# INSTRUCTION
Find the word "Сообщаю" in the data. Return every line where it appears.

━━━━

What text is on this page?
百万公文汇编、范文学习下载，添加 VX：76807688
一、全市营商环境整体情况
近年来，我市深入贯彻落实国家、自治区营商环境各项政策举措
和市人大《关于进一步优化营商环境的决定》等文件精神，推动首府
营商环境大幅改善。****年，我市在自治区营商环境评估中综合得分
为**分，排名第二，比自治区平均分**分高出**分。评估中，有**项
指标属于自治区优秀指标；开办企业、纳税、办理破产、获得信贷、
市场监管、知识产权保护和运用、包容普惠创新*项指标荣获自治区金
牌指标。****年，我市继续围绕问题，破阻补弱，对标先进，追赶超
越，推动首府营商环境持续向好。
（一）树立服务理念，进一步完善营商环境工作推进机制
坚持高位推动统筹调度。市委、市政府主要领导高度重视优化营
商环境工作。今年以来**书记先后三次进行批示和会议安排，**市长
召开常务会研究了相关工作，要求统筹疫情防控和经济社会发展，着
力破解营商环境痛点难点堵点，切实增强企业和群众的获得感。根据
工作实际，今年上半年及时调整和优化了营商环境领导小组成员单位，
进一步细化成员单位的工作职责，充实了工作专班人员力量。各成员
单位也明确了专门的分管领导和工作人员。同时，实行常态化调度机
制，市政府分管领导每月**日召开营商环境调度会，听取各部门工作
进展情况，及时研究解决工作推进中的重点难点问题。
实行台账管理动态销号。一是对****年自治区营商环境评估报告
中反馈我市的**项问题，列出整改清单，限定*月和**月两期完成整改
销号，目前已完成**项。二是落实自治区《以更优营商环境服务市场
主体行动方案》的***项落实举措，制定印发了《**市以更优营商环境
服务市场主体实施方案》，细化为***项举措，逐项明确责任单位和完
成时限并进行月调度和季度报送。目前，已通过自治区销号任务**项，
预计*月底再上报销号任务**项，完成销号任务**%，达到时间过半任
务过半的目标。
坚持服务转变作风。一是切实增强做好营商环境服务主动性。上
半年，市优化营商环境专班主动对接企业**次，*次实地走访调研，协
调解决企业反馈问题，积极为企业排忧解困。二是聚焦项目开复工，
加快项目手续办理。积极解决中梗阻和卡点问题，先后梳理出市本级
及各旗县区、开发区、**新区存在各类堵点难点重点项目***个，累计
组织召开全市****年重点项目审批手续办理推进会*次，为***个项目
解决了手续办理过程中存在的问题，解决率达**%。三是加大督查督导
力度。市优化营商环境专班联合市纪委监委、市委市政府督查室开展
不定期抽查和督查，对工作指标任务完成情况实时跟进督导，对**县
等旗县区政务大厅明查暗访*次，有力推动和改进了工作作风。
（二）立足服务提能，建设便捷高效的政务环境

━━━━

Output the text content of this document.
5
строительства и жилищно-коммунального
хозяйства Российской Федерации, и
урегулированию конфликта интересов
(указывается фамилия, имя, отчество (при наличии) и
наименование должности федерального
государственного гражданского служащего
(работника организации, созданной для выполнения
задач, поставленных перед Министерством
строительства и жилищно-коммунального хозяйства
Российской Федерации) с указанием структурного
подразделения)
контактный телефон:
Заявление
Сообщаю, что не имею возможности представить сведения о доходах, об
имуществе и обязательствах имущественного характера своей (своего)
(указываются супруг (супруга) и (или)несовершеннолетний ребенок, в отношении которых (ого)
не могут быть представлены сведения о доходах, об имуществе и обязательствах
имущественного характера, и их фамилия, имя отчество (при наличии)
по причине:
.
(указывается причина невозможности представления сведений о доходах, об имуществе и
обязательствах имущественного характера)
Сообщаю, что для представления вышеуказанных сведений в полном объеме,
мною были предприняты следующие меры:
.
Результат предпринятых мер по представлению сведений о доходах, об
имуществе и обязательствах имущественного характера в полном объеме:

━━━━

# OUTPUT OF THE TASK
Сообщаю, что не имею возможности представить сведения о доходах, об
Сообщаю, что для представления вышеуказанных сведений в полном объеме,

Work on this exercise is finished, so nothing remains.